Find the lines holding the word "labels" and collect them.

-.-.-

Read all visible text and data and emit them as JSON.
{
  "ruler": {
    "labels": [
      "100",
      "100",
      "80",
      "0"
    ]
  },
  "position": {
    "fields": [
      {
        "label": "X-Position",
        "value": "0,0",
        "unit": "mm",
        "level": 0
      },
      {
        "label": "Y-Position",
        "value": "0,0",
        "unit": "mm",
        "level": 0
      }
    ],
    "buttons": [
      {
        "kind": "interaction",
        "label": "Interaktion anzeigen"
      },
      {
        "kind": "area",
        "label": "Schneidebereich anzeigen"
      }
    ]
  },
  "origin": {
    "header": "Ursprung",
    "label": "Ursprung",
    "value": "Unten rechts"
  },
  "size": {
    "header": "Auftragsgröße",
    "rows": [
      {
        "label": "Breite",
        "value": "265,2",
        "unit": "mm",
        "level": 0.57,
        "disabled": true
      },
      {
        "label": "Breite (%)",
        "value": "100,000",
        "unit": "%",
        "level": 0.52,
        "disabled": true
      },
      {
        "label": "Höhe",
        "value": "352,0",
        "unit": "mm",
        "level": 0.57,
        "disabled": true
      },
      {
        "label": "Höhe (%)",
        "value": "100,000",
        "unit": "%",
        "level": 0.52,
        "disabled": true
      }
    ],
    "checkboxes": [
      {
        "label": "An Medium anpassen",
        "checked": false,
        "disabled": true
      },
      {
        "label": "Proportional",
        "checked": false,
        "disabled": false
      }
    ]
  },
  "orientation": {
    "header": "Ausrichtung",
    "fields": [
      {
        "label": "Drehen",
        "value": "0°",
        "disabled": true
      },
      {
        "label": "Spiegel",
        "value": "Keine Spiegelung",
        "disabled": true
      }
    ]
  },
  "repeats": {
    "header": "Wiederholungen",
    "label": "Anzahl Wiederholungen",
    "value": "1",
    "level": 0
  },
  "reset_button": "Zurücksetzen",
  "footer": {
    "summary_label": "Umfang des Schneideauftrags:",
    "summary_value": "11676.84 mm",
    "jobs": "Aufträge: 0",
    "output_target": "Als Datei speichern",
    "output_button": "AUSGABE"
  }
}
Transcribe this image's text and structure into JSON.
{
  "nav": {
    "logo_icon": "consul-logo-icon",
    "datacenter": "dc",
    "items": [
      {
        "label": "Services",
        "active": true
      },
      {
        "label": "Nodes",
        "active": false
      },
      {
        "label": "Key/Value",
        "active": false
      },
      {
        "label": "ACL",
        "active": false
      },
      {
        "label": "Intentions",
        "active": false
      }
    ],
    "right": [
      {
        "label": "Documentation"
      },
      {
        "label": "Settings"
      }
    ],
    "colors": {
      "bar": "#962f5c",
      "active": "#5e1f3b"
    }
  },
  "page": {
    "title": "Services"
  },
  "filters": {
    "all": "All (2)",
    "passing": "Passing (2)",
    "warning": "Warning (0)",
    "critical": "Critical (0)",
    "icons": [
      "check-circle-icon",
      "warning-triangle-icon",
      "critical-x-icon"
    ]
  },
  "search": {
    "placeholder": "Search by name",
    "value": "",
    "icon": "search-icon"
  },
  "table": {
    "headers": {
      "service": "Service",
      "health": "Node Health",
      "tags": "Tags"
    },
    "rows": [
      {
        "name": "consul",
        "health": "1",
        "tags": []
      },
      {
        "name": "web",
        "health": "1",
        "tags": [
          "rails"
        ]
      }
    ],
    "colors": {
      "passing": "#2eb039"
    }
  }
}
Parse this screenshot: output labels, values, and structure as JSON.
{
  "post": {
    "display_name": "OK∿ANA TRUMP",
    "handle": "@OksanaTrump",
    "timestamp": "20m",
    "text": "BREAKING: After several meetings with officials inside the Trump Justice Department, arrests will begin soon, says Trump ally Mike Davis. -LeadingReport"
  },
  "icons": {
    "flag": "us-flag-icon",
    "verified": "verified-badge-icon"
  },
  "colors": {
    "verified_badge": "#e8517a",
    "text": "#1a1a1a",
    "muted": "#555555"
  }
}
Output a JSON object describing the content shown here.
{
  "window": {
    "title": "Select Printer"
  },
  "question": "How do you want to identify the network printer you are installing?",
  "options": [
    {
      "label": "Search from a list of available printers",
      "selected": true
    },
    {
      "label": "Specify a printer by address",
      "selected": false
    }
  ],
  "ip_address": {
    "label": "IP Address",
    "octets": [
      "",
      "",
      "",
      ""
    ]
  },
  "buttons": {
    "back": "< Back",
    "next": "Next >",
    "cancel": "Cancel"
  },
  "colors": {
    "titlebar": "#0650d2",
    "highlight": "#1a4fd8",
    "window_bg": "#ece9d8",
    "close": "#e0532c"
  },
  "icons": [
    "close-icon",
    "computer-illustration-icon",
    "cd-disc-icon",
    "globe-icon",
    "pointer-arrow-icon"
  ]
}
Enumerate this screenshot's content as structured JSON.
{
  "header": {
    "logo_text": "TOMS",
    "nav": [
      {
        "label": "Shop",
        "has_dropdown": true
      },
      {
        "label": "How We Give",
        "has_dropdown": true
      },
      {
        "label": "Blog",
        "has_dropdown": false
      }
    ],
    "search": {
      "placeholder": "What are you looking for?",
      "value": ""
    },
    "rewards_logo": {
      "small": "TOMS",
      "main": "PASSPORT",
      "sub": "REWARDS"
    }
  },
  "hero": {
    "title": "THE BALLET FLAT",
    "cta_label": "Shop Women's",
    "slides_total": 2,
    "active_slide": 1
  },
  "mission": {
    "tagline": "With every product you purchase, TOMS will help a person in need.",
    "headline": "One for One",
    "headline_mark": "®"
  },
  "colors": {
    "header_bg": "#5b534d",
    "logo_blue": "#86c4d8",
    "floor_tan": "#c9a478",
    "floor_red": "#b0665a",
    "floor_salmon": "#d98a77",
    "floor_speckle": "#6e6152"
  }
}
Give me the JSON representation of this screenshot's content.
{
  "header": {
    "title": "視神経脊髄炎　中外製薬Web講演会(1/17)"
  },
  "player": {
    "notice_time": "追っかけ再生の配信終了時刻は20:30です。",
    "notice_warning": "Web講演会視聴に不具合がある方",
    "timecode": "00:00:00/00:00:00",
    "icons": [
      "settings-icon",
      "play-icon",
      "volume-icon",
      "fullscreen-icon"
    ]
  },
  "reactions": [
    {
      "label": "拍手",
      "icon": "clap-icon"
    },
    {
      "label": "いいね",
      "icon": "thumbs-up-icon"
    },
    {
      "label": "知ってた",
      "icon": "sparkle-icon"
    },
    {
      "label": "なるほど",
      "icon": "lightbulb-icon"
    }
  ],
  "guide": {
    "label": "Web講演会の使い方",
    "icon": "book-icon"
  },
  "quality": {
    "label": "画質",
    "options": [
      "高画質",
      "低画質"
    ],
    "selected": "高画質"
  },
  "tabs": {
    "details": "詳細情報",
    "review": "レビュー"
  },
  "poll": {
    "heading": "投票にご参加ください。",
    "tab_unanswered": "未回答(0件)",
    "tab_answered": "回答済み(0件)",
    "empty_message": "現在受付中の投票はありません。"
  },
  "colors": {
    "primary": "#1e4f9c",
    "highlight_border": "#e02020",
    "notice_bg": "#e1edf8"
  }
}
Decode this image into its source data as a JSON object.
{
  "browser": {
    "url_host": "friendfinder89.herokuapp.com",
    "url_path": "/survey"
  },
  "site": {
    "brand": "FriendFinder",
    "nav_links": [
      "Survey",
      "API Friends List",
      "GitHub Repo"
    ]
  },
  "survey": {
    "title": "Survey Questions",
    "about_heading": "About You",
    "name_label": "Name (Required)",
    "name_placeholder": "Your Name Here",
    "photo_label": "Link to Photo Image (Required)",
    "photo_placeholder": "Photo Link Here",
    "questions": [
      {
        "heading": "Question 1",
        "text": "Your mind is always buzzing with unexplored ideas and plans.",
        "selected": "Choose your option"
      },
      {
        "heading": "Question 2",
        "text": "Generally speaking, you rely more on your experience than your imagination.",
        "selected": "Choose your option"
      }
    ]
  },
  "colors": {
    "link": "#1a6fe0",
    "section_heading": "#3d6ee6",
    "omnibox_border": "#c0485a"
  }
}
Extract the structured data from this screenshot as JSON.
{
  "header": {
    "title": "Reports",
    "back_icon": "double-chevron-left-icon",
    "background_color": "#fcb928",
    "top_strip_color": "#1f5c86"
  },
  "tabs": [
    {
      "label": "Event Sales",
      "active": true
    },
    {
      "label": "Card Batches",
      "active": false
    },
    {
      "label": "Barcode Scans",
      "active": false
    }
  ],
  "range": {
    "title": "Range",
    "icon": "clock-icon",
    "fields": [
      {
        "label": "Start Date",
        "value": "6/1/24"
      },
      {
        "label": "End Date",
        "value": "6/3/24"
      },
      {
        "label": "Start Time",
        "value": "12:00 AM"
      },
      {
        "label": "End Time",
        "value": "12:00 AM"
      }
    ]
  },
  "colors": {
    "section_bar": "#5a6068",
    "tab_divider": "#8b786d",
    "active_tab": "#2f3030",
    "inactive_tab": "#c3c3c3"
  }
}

-.-.-

#### WRITTEN SOLUTION
    "labels": [
Parse this screenshot: output labels, values, and structure as JSON.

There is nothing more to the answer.